• Given information
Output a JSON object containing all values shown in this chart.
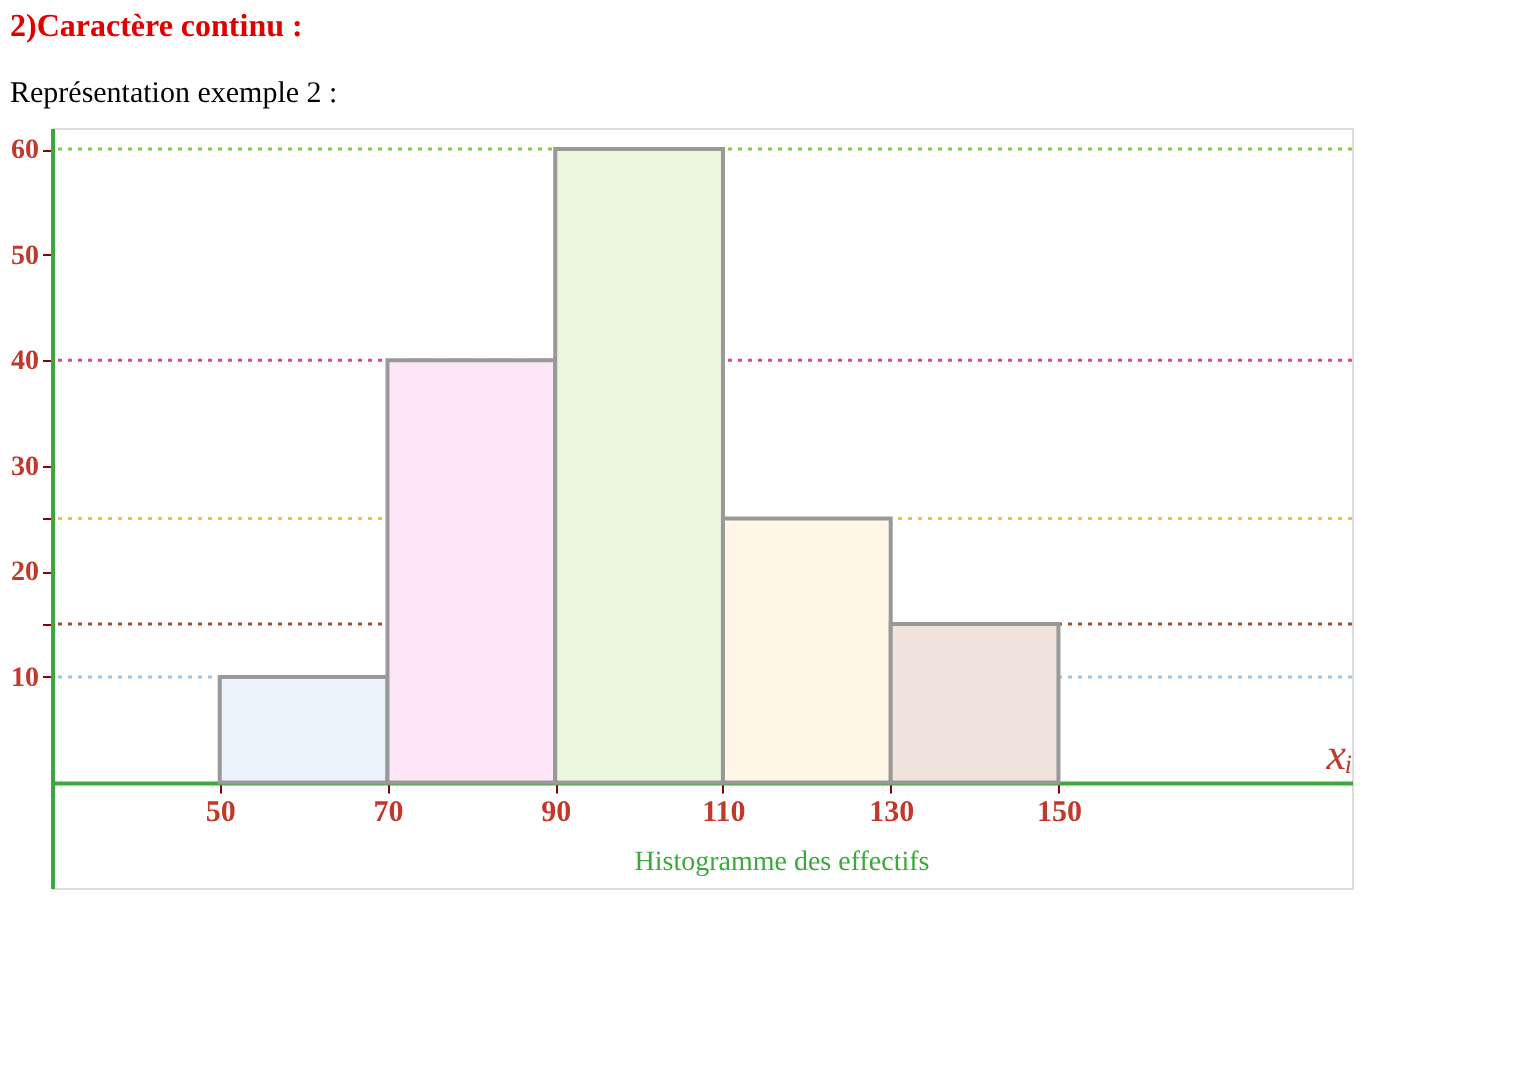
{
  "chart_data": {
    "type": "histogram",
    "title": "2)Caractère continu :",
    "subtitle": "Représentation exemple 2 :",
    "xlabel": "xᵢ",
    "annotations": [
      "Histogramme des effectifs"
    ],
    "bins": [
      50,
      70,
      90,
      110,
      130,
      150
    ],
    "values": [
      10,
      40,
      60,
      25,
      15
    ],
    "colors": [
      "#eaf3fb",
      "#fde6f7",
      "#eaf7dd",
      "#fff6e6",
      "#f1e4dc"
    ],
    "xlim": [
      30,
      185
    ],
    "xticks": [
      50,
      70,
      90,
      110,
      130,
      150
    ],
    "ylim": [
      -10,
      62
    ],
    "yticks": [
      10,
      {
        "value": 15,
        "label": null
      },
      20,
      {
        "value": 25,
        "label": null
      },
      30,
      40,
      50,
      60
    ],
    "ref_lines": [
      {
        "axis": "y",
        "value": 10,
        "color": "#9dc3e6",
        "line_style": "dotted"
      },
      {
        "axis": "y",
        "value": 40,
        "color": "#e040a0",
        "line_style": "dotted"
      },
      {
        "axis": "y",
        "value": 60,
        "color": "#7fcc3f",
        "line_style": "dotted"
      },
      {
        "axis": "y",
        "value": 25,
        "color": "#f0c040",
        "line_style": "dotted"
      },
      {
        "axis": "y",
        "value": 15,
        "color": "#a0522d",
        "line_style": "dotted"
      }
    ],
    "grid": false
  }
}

...

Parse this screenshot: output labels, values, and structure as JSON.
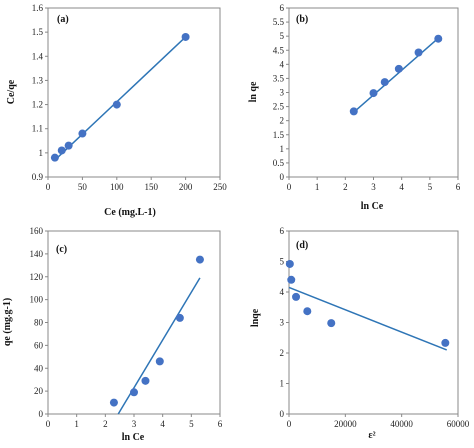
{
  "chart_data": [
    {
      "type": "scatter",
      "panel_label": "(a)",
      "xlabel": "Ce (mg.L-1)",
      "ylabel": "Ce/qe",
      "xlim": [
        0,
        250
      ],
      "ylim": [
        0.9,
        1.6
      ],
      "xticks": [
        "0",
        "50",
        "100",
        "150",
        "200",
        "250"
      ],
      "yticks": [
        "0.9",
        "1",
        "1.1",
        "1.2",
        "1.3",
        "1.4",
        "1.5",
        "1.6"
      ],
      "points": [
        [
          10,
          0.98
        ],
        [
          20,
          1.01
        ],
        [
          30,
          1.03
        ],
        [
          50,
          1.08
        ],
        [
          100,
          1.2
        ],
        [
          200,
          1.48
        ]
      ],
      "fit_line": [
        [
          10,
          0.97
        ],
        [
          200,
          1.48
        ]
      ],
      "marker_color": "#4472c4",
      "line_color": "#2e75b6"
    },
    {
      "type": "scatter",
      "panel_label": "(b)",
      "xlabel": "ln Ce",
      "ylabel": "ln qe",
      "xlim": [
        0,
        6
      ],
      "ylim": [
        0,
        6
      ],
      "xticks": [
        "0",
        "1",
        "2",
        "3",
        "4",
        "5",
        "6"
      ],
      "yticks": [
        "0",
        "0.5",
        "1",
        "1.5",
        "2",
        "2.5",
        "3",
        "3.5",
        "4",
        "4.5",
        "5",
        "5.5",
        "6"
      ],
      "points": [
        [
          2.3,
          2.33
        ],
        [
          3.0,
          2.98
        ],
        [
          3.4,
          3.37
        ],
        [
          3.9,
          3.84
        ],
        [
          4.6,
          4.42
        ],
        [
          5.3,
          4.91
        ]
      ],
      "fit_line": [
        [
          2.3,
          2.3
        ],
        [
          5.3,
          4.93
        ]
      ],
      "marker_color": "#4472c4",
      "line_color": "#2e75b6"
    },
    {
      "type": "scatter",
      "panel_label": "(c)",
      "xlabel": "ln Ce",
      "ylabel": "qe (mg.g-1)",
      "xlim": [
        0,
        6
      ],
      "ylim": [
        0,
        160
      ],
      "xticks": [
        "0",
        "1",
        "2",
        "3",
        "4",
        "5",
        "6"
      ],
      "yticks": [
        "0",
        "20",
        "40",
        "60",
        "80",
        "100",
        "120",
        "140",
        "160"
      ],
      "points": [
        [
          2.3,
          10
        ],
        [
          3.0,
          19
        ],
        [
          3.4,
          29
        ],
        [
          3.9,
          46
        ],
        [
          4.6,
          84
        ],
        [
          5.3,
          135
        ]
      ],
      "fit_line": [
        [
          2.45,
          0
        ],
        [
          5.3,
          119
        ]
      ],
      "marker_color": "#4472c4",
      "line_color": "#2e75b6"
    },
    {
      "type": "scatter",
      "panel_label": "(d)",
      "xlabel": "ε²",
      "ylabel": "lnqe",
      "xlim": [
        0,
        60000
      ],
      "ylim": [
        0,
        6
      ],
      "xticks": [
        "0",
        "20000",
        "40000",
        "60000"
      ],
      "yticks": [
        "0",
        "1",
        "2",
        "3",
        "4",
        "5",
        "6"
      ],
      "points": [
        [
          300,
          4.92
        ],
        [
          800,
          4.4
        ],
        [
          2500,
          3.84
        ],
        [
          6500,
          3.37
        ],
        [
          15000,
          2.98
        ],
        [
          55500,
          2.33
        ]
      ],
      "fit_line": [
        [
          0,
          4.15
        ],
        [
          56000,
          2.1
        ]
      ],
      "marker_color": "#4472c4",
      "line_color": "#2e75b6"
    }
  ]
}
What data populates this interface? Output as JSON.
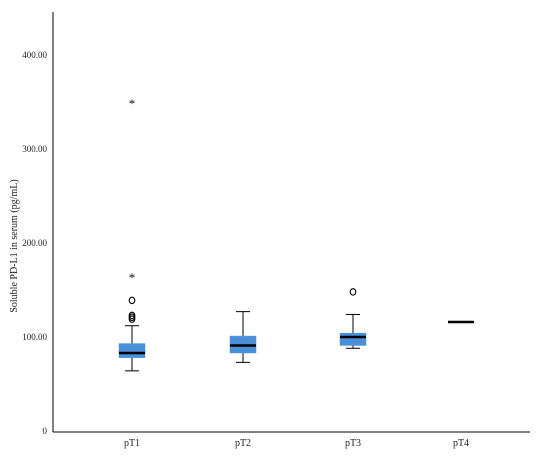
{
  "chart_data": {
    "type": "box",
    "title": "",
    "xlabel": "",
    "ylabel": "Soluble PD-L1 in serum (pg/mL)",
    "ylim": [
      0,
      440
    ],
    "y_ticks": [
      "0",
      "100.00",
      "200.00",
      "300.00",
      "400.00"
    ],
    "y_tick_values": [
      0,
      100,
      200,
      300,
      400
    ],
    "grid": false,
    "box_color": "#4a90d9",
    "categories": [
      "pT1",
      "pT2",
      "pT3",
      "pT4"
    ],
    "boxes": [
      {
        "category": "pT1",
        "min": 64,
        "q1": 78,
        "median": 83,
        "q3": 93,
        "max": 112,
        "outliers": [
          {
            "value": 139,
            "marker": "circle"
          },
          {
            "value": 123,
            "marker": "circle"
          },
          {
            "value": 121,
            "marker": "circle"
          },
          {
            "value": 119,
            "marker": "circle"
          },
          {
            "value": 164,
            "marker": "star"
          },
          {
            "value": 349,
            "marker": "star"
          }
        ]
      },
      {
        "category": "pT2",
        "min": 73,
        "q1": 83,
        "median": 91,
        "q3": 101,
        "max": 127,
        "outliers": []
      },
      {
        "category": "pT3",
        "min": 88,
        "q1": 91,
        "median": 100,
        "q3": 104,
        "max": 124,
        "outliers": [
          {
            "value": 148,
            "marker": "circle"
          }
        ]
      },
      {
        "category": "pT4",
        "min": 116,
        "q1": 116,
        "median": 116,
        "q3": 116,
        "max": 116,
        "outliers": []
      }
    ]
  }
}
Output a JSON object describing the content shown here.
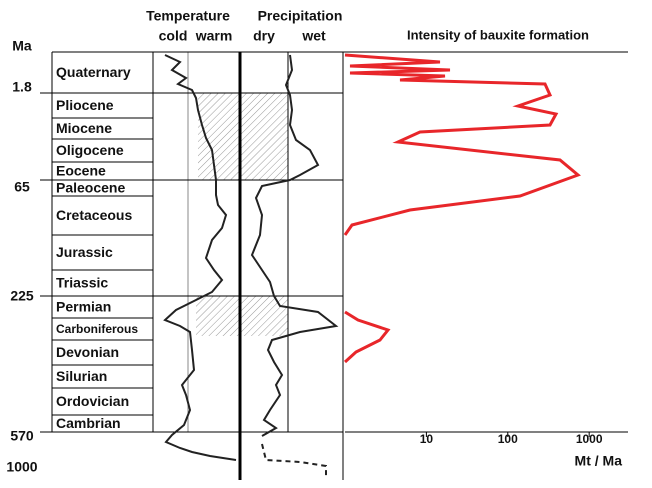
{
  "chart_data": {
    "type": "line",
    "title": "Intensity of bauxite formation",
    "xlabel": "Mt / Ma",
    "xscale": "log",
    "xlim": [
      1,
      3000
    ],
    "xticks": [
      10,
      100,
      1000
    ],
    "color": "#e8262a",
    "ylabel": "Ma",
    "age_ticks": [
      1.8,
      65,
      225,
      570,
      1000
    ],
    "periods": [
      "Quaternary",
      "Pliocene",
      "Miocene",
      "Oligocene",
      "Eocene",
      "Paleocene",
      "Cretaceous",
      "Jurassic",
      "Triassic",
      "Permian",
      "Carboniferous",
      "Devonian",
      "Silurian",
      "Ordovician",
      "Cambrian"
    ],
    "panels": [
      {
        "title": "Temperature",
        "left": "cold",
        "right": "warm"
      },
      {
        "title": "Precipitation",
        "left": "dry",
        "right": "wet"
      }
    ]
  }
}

==

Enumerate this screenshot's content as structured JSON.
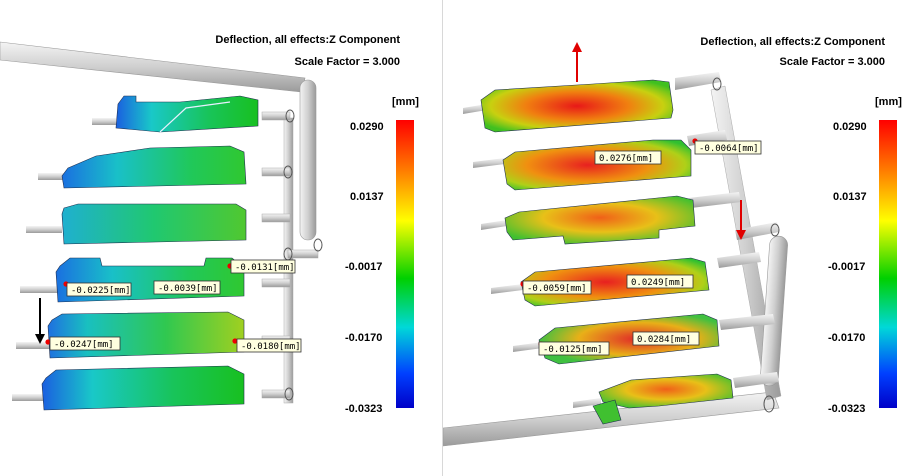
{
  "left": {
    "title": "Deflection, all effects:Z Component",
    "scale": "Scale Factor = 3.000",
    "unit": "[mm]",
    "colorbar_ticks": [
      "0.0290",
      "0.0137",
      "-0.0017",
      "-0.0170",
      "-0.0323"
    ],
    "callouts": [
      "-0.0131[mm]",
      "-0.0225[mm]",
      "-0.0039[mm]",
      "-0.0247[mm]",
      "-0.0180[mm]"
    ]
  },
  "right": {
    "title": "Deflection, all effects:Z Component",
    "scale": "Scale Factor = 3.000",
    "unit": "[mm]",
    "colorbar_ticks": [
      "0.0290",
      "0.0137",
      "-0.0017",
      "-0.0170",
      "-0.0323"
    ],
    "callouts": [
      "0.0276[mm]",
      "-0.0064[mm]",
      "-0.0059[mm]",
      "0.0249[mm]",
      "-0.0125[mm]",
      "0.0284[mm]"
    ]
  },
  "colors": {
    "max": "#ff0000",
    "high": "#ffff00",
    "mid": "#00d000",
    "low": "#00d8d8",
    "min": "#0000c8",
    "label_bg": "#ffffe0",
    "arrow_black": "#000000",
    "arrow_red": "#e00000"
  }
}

• Your instructions
In the material above, find the lines that contain "ylabel" and show them.

• Answer to this problem
      "ylabel": "Ce/qe",
      "ylabel": "ln qe",
      "ylabel": "qe (mg.g-1)",
      "ylabel": "lnqe",
    "ylabel": "Soluble PD-L1 in serum (pg/mL)",
    "ylabel": "Ma",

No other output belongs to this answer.